__GIVEN PROBLEM__.
Convert every line of the data below into a Markdown table with two columns, Row and Line, numbering the rows and leaving out blank lines.

__RECORDS FOR THE EXERCISE__.
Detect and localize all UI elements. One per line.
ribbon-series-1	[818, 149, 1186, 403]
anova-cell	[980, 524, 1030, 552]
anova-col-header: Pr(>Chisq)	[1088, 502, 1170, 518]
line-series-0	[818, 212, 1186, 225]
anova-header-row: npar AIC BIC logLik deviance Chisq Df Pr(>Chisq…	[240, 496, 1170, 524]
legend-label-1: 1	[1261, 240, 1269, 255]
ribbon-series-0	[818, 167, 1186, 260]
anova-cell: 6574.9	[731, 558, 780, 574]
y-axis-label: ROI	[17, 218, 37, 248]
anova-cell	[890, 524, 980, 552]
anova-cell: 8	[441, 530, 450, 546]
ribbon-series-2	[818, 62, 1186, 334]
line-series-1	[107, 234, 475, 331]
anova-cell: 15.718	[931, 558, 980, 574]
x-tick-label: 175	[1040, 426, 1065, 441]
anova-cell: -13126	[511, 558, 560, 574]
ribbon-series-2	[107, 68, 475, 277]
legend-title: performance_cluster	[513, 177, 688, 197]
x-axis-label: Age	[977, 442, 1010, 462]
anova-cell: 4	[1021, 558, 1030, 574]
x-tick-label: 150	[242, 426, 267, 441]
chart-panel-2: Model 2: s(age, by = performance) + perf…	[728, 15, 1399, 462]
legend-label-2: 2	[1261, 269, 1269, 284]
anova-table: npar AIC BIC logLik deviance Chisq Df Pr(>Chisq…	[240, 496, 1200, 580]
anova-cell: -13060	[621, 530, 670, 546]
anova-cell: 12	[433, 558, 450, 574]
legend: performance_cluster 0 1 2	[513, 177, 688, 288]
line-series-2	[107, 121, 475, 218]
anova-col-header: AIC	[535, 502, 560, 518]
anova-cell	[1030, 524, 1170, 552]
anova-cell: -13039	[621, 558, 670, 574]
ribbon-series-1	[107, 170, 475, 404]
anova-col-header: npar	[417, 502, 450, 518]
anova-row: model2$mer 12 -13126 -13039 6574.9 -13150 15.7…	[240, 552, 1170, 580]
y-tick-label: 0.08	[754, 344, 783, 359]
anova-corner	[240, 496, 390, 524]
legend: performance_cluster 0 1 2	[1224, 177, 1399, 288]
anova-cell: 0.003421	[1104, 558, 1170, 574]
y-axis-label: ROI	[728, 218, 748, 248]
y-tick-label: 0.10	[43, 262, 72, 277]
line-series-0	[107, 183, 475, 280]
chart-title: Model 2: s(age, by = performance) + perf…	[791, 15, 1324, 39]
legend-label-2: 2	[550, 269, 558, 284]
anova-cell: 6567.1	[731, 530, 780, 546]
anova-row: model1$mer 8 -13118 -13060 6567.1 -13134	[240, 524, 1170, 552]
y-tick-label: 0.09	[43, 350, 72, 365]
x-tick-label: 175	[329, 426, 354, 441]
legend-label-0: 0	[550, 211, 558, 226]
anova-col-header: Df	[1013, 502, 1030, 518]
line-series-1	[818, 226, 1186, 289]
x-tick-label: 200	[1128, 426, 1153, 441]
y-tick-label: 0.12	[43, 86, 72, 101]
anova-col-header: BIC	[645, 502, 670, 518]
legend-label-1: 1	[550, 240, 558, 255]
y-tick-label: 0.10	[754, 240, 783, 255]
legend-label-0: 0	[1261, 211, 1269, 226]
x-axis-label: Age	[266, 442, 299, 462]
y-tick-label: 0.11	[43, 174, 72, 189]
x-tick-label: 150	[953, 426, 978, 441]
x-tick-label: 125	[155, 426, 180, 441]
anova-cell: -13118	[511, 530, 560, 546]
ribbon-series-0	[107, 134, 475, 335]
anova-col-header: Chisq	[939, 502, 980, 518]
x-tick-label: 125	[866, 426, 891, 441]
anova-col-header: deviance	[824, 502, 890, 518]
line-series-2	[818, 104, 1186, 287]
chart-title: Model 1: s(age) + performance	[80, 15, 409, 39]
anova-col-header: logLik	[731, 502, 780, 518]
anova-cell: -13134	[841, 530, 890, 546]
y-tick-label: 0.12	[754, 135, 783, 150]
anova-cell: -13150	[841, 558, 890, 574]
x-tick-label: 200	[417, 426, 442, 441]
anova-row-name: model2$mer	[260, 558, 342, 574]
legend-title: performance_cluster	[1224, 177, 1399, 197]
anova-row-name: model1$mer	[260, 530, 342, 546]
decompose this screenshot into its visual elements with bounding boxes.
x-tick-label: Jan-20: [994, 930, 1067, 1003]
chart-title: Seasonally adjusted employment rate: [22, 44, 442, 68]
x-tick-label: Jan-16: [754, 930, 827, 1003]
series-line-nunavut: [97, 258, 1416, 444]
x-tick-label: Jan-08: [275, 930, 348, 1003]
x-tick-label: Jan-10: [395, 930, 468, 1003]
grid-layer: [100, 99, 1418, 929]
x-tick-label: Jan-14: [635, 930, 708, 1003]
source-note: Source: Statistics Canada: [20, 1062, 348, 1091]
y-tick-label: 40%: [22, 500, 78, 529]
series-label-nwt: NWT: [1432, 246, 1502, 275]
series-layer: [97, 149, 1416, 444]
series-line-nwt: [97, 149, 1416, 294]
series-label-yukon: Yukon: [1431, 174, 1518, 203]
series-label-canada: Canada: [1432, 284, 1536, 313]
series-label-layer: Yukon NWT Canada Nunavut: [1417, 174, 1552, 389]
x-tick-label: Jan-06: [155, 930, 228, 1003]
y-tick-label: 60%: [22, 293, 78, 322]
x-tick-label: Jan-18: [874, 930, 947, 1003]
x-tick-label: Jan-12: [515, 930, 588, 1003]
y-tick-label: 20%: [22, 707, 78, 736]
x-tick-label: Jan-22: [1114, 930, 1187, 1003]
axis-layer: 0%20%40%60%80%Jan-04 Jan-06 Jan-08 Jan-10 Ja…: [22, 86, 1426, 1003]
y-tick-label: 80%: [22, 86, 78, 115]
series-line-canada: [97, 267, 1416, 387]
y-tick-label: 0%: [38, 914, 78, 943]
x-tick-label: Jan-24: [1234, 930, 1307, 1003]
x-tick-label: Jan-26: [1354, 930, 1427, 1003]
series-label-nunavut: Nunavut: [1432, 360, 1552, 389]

__TASK RESULT__.
| Row | Line |
|---|---|
| 1 | Detect and localize all UI elements. One per line. |
| 2 | ribbon-series-1	[818, 149, 1186, 403] |
| 3 | anova-cell	[980, 524, 1030, 552] |
| 4 | anova-col-header: Pr(>Chisq)	[1088, 502, 1170, 518] |
| 5 | line-series-0	[818, 212, 1186, 225] |
| 6 | anova-header-row: npar AIC BIC logLik deviance Chisq Df Pr(>Chisq…	[240, 496, 1170, 524] |
| 7 | legend-label-1: 1	[1261, 240, 1269, 255] |
| 8 | ribbon-series-0	[818, 167, 1186, 260] |
| 9 | anova-cell: 6574.9	[731, 558, 780, 574] |
| 10 | y-axis-label: ROI	[17, 218, 37, 248] |
| 11 | anova-cell	[890, 524, 980, 552] |
| 12 | anova-cell: 8	[441, 530, 450, 546] |
| 13 | ribbon-series-2	[818, 62, 1186, 334] |
| 14 | line-series-1	[107, 234, 475, 331] |
| 15 | anova-cell: 15.718	[931, 558, 980, 574] |
| 16 | x-tick-label: 175	[1040, 426, 1065, 441] |
| 17 | anova-cell: -13126	[511, 558, 560, 574] |
| 18 | ribbon-series-2	[107, 68, 475, 277] |
| 19 | legend-title: performance_cluster	[513, 177, 688, 197] |
| 20 | x-axis-label: Age	[977, 442, 1010, 462] |
| 21 | anova-cell: 4	[1021, 558, 1030, 574] |
| 22 | x-tick-label: 150	[242, 426, 267, 441] |
| 23 | chart-panel-2: Model 2: s(age, by = performance) + perf…	[728, 15, 1399, 462] |
| 24 | legend-label-2: 2	[1261, 269, 1269, 284] |
| 25 | anova-table: npar AIC BIC logLik deviance Chisq Df Pr(>Chisq…	[240, 496, 1200, 580] |
| 26 | anova-cell: -13060	[621, 530, 670, 546] |
| 27 | anova-cell: 12	[433, 558, 450, 574] |
| 28 | legend: performance_cluster 0 1 2	[513, 177, 688, 288] |
| 29 | line-series-2	[107, 121, 475, 218] |
| 30 | anova-col-header: AIC	[535, 502, 560, 518] |
| 31 | anova-cell	[1030, 524, 1170, 552] |
| 32 | anova-cell: -13039	[621, 558, 670, 574] |
| 33 | ribbon-series-1	[107, 170, 475, 404] |
| 34 | anova-col-header: npar	[417, 502, 450, 518] |
| 35 | anova-row: model2$mer 12 -13126 -13039 6574.9 -13150 15.7…	[240, 552, 1170, 580] |
| 36 | y-tick-label: 0.08	[754, 344, 783, 359] |
| 37 | anova-corner	[240, 496, 390, 524] |
| 38 | legend: performance_cluster 0 1 2	[1224, 177, 1399, 288] |
| 39 | anova-cell: 0.003421	[1104, 558, 1170, 574] |
| 40 | y-axis-label: ROI	[728, 218, 748, 248] |
| 41 | y-tick-label: 0.10	[43, 262, 72, 277] |
| 42 | line-series-0	[107, 183, 475, 280] |
| 43 | chart-title: Model 2: s(age, by = performance) + perf…	[791, 15, 1324, 39] |
| 44 | legend-label-2: 2	[550, 269, 558, 284] |
| 45 | anova-cell: 6567.1	[731, 530, 780, 546] |
| 46 | anova-row: model1$mer 8 -13118 -13060 6567.1 -13134	[240, 524, 1170, 552] |
| 47 | y-tick-label: 0.09	[43, 350, 72, 365] |
| 48 | x-tick-label: 175	[329, 426, 354, 441] |
| 49 | legend-label-0: 0	[550, 211, 558, 226] |
| 50 | anova-col-header: Df	[1013, 502, 1030, 518] |
| 51 | line-series-1	[818, 226, 1186, 289] |
| 52 | x-tick-label: 200	[1128, 426, 1153, 441] |
| 53 | y-tick-label: 0.12	[43, 86, 72, 101] |
| 54 | anova-col-header: BIC	[645, 502, 670, 518] |
| 55 | legend-label-1: 1	[550, 240, 558, 255] |
| 56 | y-tick-label: 0.10	[754, 240, 783, 255] |
| 57 | legend-label-0: 0	[1261, 211, 1269, 226] |
| 58 | x-axis-label: Age	[266, 442, 299, 462] |
| 59 | y-tick-label: 0.11	[43, 174, 72, 189] |
| 60 | x-tick-label: 150	[953, 426, 978, 441] |
| 61 | x-tick-label: 125	[155, 426, 180, 441] |
| 62 | anova-cell: -13118	[511, 530, 560, 546] |
| 63 | ribbon-series-0	[107, 134, 475, 335] |
| 64 | anova-col-header: Chisq	[939, 502, 980, 518] |
| 65 | x-tick-label: 125	[866, 426, 891, 441] |
| 66 | anova-col-header: deviance	[824, 502, 890, 518] |
| 67 | line-series-2	[818, 104, 1186, 287] |
| 68 | chart-title: Model 1: s(age) + performance	[80, 15, 409, 39] |
| 69 | anova-col-header: logLik	[731, 502, 780, 518] |
| 70 | anova-cell: -13134	[841, 530, 890, 546] |
| 71 | y-tick-label: 0.12	[754, 135, 783, 150] |
| 72 | anova-cell: -13150	[841, 558, 890, 574] |
| 73 | x-tick-label: 200	[417, 426, 442, 441] |
| 74 | anova-row-name: model2$mer	[260, 558, 342, 574] |
| 75 | legend-title: performance_cluster	[1224, 177, 1399, 197] |
| 76 | anova-row-name: model1$mer	[260, 530, 342, 546] |
| 77 | decompose this screenshot into its visual elements with bounding boxes. |
| 78 | x-tick-label: Jan-20: [994, 930, 1067, 1003] |
| 79 | chart-title: Seasonally adjusted employment rate: [22, 44, 442, 68] |
| 80 | x-tick-label: Jan-16: [754, 930, 827, 1003] |
| 81 | series-line-nunavut: [97, 258, 1416, 444] |
| 82 | x-tick-label: Jan-08: [275, 930, 348, 1003] |
| 83 | x-tick-label: Jan-10: [395, 930, 468, 1003] |
| 84 | grid-layer: [100, 99, 1418, 929] |
| 85 | x-tick-label: Jan-14: [635, 930, 708, 1003] |
| 86 | source-note: Source: Statistics Canada: [20, 1062, 348, 1091] |
| 87 | y-tick-label: 40%: [22, 500, 78, 529] |
| 88 | series-label-nwt: NWT: [1432, 246, 1502, 275] |
| 89 | series-layer: [97, 149, 1416, 444] |
| 90 | series-line-nwt: [97, 149, 1416, 294] |
| 91 | series-label-yukon: Yukon: [1431, 174, 1518, 203] |
| 92 | series-label-canada: Canada: [1432, 284, 1536, 313] |
| 93 | series-label-layer: Yukon NWT Canada Nunavut: [1417, 174, 1552, 389] |
| 94 | x-tick-label: Jan-06: [155, 930, 228, 1003] |
| 95 | y-tick-label: 60%: [22, 293, 78, 322] |
| 96 | x-tick-label: Jan-18: [874, 930, 947, 1003] |
| 97 | x-tick-label: Jan-12: [515, 930, 588, 1003] |
| 98 | y-tick-label: 20%: [22, 707, 78, 736] |
| 99 | x-tick-label: Jan-22: [1114, 930, 1187, 1003] |
| 100 | axis-layer: 0%20%40%60%80%Jan-04 Jan-06 Jan-08 Jan-10 Ja…: [22, 86, 1426, 1003] |
| 101 | y-tick-label: 80%: [22, 86, 78, 115] |
| 102 | series-line-canada: [97, 267, 1416, 387] |
| 103 | y-tick-label: 0%: [38, 914, 78, 943] |
| 104 | x-tick-label: Jan-24: [1234, 930, 1307, 1003] |
| 105 | x-tick-label: Jan-26: [1354, 930, 1427, 1003] |
| 106 | series-label-nunavut: Nunavut: [1432, 360, 1552, 389] |